▶ [REQUIRED TASK]: Copy out each line exactly; pictures stay out of the copy.

▶ [TASK INPUTS]:
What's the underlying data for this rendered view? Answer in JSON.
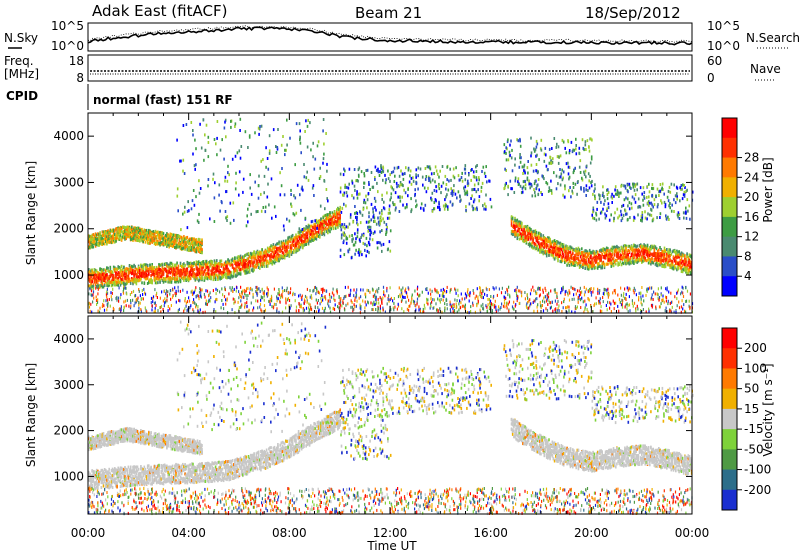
{
  "header": {
    "station": "Adak East (fitACF)",
    "beam": "Beam 21",
    "date": "18/Sep/2012",
    "cpid_text": "normal (fast) 151 RF"
  },
  "chart_data": [
    {
      "type": "line",
      "title": "",
      "left_label": "N.Sky",
      "right_label": "N.Search",
      "left_ticks": [
        "10^5",
        "10^0"
      ],
      "right_ticks": [
        "10^5",
        "10^0"
      ],
      "series_nsky": {
        "x_hours": [
          0,
          1,
          2,
          3,
          4,
          5,
          6,
          7,
          8,
          9,
          10,
          11,
          12,
          13,
          14,
          15,
          16,
          17,
          18,
          19,
          20,
          21,
          22,
          23,
          24
        ],
        "log_values": [
          1.5,
          2.3,
          2.8,
          3.3,
          3.6,
          3.9,
          4.2,
          4.3,
          4.2,
          3.6,
          2.7,
          2.1,
          1.8,
          1.7,
          1.6,
          1.5,
          1.5,
          1.4,
          1.4,
          1.4,
          1.3,
          1.3,
          1.3,
          1.2,
          1.2
        ]
      }
    },
    {
      "type": "line",
      "left_label": "Freq.",
      "left_unit": "[MHz]",
      "right_label": "Nave",
      "left_ticks": [
        "18",
        "8"
      ],
      "right_ticks": [
        "60",
        "0"
      ],
      "cpid_label": "CPID"
    },
    {
      "type": "heatmap",
      "variable": "Power",
      "ylabel": "Slant Range [km]",
      "xlabel": "Time UT",
      "ylim": [
        180,
        4500
      ],
      "xlim_hours": [
        0,
        24
      ],
      "x_ticks": [
        "00:00",
        "04:00",
        "08:00",
        "12:00",
        "16:00",
        "20:00",
        "00:00"
      ],
      "y_ticks": [
        1000,
        2000,
        3000,
        4000
      ],
      "colorbar_label": "Power [dB]",
      "colorbar_ticks": [
        4,
        8,
        12,
        16,
        20,
        24,
        28
      ],
      "colors": [
        "#0000ff",
        "#2a4ec8",
        "#4a8a70",
        "#3d9c43",
        "#9ecf30",
        "#f0b000",
        "#ff7a00",
        "#ff3000",
        "#ff0000"
      ],
      "echo_bands": [
        {
          "hours": [
            0,
            2,
            4,
            5.5,
            7,
            8,
            9,
            10
          ],
          "range_km": [
            950,
            1050,
            1100,
            1150,
            1400,
            1650,
            2000,
            2300
          ]
        },
        {
          "hours": [
            0,
            1.5,
            3,
            4.5
          ],
          "range_km": [
            1750,
            1950,
            1800,
            1650
          ]
        },
        {
          "hours": [
            16.8,
            18,
            19,
            20,
            21,
            22,
            23,
            24
          ],
          "range_km": [
            2100,
            1700,
            1450,
            1350,
            1450,
            1500,
            1400,
            1250
          ]
        }
      ]
    },
    {
      "type": "heatmap",
      "variable": "Velocity",
      "ylabel": "Slant Range [km]",
      "xlabel": "Time UT",
      "ylim": [
        180,
        4500
      ],
      "xlim_hours": [
        0,
        24
      ],
      "x_ticks": [
        "00:00",
        "04:00",
        "08:00",
        "12:00",
        "16:00",
        "20:00",
        "00:00"
      ],
      "y_ticks": [
        1000,
        2000,
        3000,
        4000
      ],
      "colorbar_label": "Velocity [m s⁻¹]",
      "colorbar_ticks": [
        200,
        100,
        50,
        15,
        -15,
        -50,
        -100,
        -200
      ],
      "colors": [
        "#1a2fd0",
        "#2c6e8a",
        "#4f9a44",
        "#7ed23a",
        "#c8c8c8",
        "#f0b000",
        "#ff7a00",
        "#ff3000",
        "#ff0000"
      ]
    }
  ]
}
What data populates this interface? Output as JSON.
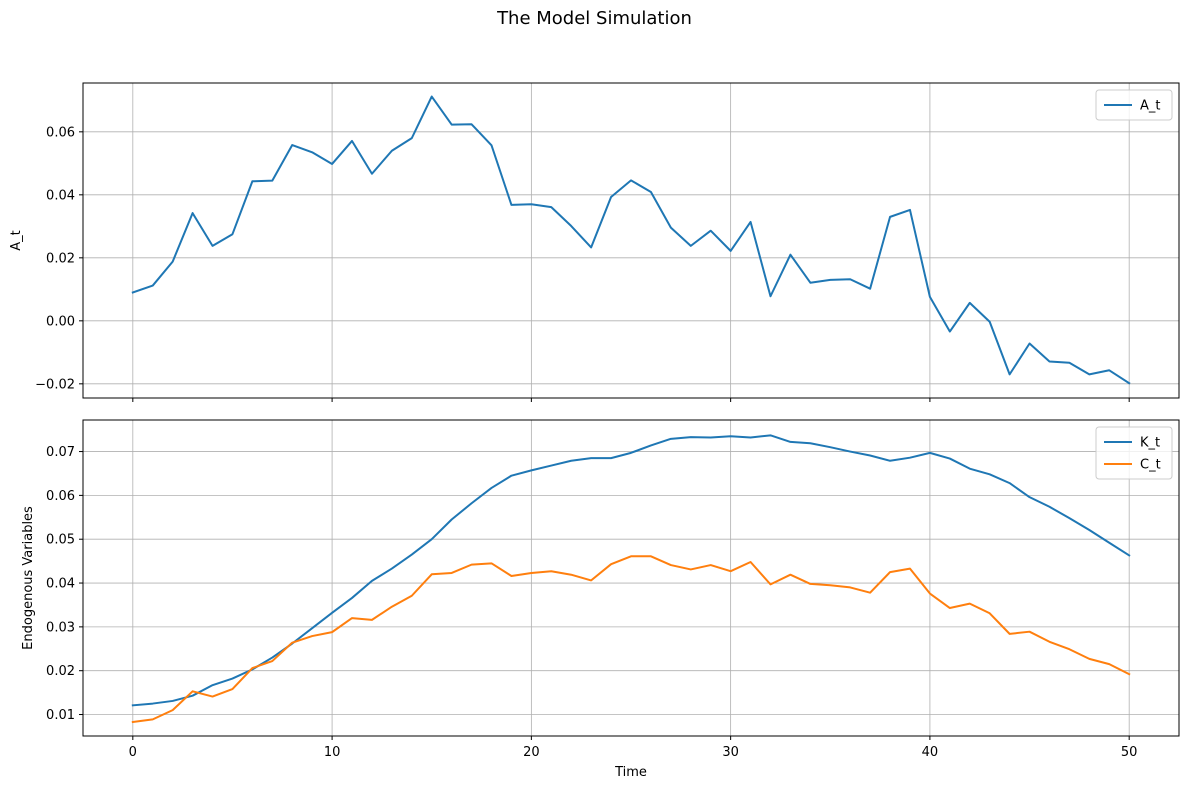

▶ [WRITTEN REPLY]:
What's the underlying data for this rendered view? Answer in JSON.
{
  "header": {
    "station": "Adak East (fitACF)",
    "beam": "Beam 21",
    "date": "18/Sep/2012",
    "cpid_text": "normal (fast) 151 RF"
  },
  "chart_data": [
    {
      "type": "line",
      "title": "",
      "left_label": "N.Sky",
      "right_label": "N.Search",
      "left_ticks": [
        "10^5",
        "10^0"
      ],
      "right_ticks": [
        "10^5",
        "10^0"
      ],
      "series_nsky": {
        "x_hours": [
          0,
          1,
          2,
          3,
          4,
          5,
          6,
          7,
          8,
          9,
          10,
          11,
          12,
          13,
          14,
          15,
          16,
          17,
          18,
          19,
          20,
          21,
          22,
          23,
          24
        ],
        "log_values": [
          1.5,
          2.3,
          2.8,
          3.3,
          3.6,
          3.9,
          4.2,
          4.3,
          4.2,
          3.6,
          2.7,
          2.1,
          1.8,
          1.7,
          1.6,
          1.5,
          1.5,
          1.4,
          1.4,
          1.4,
          1.3,
          1.3,
          1.3,
          1.2,
          1.2
        ]
      }
    },
    {
      "type": "line",
      "left_label": "Freq.",
      "left_unit": "[MHz]",
      "right_label": "Nave",
      "left_ticks": [
        "18",
        "8"
      ],
      "right_ticks": [
        "60",
        "0"
      ],
      "cpid_label": "CPID"
    },
    {
      "type": "heatmap",
      "variable": "Power",
      "ylabel": "Slant Range [km]",
      "xlabel": "Time UT",
      "ylim": [
        180,
        4500
      ],
      "xlim_hours": [
        0,
        24
      ],
      "x_ticks": [
        "00:00",
        "04:00",
        "08:00",
        "12:00",
        "16:00",
        "20:00",
        "00:00"
      ],
      "y_ticks": [
        1000,
        2000,
        3000,
        4000
      ],
      "colorbar_label": "Power [dB]",
      "colorbar_ticks": [
        4,
        8,
        12,
        16,
        20,
        24,
        28
      ],
      "colors": [
        "#0000ff",
        "#2a4ec8",
        "#4a8a70",
        "#3d9c43",
        "#9ecf30",
        "#f0b000",
        "#ff7a00",
        "#ff3000",
        "#ff0000"
      ],
      "echo_bands": [
        {
          "hours": [
            0,
            2,
            4,
            5.5,
            7,
            8,
            9,
            10
          ],
          "range_km": [
            950,
            1050,
            1100,
            1150,
            1400,
            1650,
            2000,
            2300
          ]
        },
        {
          "hours": [
            0,
            1.5,
            3,
            4.5
          ],
          "range_km": [
            1750,
            1950,
            1800,
            1650
          ]
        },
        {
          "hours": [
            16.8,
            18,
            19,
            20,
            21,
            22,
            23,
            24
          ],
          "range_km": [
            2100,
            1700,
            1450,
            1350,
            1450,
            1500,
            1400,
            1250
          ]
        }
      ]
    },
    {
      "type": "heatmap",
      "variable": "Velocity",
      "ylabel": "Slant Range [km]",
      "xlabel": "Time UT",
      "ylim": [
        180,
        4500
      ],
      "xlim_hours": [
        0,
        24
      ],
      "x_ticks": [
        "00:00",
        "04:00",
        "08:00",
        "12:00",
        "16:00",
        "20:00",
        "00:00"
      ],
      "y_ticks": [
        1000,
        2000,
        3000,
        4000
      ],
      "colorbar_label": "Velocity [m s⁻¹]",
      "colorbar_ticks": [
        200,
        100,
        50,
        15,
        -15,
        -50,
        -100,
        -200
      ],
      "colors": [
        "#1a2fd0",
        "#2c6e8a",
        "#4f9a44",
        "#7ed23a",
        "#c8c8c8",
        "#f0b000",
        "#ff7a00",
        "#ff3000",
        "#ff0000"
      ]
    }
  ]
}
What data populates this interface? Output as JSON.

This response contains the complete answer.